Stored items from a collection:
########

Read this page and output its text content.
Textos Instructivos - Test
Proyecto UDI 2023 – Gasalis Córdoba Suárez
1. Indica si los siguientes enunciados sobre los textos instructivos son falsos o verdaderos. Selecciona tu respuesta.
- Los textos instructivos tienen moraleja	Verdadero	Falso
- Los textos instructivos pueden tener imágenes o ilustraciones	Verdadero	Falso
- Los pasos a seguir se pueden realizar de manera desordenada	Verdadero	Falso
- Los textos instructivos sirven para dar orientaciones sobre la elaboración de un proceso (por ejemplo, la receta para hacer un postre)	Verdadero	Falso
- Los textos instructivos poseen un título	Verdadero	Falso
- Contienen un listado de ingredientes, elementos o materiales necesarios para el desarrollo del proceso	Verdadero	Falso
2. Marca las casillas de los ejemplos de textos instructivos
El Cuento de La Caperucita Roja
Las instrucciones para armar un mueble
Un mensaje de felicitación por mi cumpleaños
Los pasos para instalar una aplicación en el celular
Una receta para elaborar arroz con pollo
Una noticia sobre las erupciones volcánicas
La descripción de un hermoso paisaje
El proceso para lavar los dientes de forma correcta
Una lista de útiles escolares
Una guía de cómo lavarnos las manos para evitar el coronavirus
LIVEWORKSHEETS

########

§ **DIRECTIONS**:
Show every line from the entries that includes the word "receta".

§ **ANSWER SPACE**:
- Los textos instructivos sirven para dar orientaciones sobre la elaboración de un proceso (por ejemplo, la receta para hacer un postre)	Verdadero	Falso
Una receta para elaborar arroz con pollo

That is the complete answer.